>> begin RECORDS PROVIDED

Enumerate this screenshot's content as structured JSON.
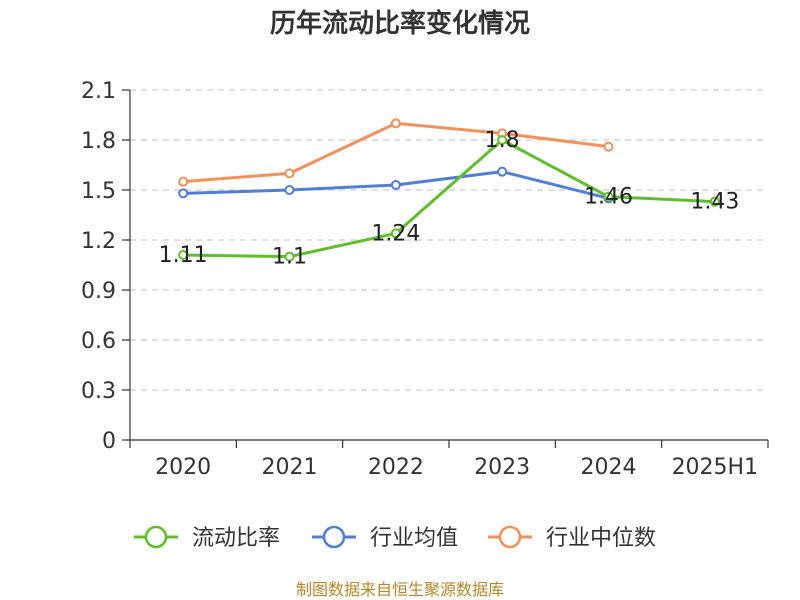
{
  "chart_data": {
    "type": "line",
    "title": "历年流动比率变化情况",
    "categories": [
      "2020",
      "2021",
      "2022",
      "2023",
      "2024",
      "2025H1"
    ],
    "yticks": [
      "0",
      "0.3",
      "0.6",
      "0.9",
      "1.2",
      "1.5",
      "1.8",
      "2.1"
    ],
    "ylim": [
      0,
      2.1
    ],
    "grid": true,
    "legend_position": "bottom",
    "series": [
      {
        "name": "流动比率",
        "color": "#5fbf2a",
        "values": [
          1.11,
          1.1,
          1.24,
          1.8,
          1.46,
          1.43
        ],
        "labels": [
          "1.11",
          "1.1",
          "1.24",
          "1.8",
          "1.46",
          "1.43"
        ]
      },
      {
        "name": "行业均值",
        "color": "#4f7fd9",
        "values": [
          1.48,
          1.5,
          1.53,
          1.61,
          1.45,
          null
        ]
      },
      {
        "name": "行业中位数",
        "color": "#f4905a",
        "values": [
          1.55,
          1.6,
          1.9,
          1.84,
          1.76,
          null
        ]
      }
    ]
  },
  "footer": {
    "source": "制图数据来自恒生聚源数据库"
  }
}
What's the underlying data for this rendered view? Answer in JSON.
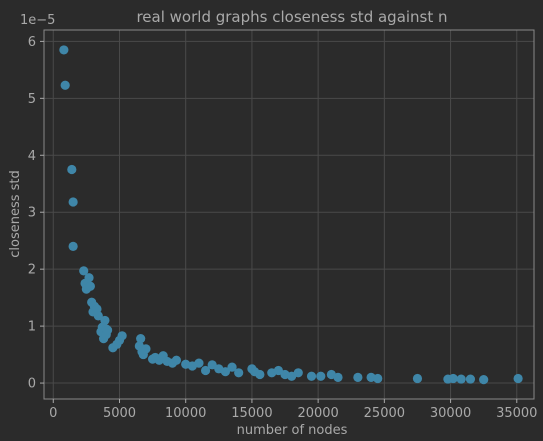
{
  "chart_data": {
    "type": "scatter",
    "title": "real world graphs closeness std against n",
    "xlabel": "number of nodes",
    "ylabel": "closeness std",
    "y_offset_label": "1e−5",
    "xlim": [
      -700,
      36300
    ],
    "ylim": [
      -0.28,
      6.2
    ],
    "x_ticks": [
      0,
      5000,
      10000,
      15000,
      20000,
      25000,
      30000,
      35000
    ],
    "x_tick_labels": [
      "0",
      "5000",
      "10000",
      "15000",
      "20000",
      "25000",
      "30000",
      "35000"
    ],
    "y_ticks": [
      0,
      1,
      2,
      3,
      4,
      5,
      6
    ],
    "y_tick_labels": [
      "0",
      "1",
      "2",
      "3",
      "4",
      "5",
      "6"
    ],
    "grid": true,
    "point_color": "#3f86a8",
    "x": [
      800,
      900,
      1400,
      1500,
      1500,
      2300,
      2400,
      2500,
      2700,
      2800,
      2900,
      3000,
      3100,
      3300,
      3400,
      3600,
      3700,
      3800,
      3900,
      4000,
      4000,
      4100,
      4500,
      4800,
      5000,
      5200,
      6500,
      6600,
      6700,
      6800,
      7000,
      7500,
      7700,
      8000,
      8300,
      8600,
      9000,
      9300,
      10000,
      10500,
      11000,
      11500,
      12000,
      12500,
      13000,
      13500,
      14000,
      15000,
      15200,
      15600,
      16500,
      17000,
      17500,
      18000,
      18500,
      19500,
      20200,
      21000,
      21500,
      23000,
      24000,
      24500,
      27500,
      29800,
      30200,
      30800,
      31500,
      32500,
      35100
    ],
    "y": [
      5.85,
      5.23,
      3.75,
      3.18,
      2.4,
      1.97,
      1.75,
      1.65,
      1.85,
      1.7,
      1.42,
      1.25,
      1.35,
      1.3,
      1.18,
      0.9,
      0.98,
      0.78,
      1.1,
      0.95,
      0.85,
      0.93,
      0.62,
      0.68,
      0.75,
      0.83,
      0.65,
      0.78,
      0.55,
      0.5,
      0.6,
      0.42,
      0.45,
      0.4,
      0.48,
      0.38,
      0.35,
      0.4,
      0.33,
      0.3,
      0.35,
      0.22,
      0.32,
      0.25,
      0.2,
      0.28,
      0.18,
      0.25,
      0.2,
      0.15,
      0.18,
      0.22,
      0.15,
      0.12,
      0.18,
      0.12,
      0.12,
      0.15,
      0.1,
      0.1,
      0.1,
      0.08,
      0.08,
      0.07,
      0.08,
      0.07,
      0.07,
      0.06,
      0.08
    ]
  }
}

>> end RECORDS PROVIDED
>> begin RECORDS PROVIDED

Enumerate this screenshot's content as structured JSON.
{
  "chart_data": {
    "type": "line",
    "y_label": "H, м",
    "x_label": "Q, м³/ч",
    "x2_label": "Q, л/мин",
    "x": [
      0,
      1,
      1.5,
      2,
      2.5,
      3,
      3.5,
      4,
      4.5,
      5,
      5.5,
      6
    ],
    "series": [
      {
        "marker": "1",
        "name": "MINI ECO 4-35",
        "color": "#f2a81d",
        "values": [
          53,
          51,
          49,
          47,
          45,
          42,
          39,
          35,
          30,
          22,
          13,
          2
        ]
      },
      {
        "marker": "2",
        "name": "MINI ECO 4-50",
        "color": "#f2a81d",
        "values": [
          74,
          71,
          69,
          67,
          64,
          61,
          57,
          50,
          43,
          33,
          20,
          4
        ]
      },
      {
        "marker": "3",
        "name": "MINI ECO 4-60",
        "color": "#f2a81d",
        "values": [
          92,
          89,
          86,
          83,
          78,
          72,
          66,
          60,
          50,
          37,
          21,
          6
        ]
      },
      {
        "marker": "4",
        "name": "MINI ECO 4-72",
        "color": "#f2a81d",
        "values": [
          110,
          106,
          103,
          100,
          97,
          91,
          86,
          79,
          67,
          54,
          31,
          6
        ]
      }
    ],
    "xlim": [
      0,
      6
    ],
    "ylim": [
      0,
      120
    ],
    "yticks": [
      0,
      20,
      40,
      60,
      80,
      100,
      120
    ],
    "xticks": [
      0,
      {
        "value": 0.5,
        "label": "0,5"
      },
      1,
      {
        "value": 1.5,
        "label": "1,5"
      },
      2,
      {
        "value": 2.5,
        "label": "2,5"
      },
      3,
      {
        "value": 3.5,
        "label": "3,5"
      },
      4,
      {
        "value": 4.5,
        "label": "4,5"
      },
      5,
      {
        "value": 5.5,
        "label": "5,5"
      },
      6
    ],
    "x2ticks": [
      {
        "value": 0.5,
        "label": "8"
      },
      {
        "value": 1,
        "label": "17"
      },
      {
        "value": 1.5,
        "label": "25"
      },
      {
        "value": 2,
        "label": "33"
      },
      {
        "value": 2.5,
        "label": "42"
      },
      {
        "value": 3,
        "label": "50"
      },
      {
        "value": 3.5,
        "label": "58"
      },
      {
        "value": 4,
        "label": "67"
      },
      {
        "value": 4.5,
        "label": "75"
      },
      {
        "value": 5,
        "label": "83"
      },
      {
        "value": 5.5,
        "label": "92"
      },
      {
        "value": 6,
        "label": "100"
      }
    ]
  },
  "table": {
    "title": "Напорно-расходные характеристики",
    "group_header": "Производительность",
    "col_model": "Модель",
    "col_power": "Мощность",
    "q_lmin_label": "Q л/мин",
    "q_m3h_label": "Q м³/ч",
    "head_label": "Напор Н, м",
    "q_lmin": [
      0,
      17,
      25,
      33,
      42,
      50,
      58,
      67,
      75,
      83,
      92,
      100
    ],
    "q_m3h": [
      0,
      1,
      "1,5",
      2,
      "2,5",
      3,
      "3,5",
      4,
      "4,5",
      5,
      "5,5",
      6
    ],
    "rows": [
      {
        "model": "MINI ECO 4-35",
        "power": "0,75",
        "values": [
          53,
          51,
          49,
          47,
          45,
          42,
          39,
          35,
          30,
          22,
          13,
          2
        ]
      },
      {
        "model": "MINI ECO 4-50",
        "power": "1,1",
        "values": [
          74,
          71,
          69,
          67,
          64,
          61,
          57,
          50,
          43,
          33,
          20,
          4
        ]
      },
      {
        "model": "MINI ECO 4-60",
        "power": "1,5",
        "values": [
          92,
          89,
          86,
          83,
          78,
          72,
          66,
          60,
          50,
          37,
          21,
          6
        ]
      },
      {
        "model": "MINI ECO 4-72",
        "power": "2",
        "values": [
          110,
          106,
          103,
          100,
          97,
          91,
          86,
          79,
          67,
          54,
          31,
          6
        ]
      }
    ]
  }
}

>> end RECORDS PROVIDED

**GIVEN INSTRUCTION:** The word "title" may turn up on some lines of these records; say how many, with no other words.

**OUTPUT:** 3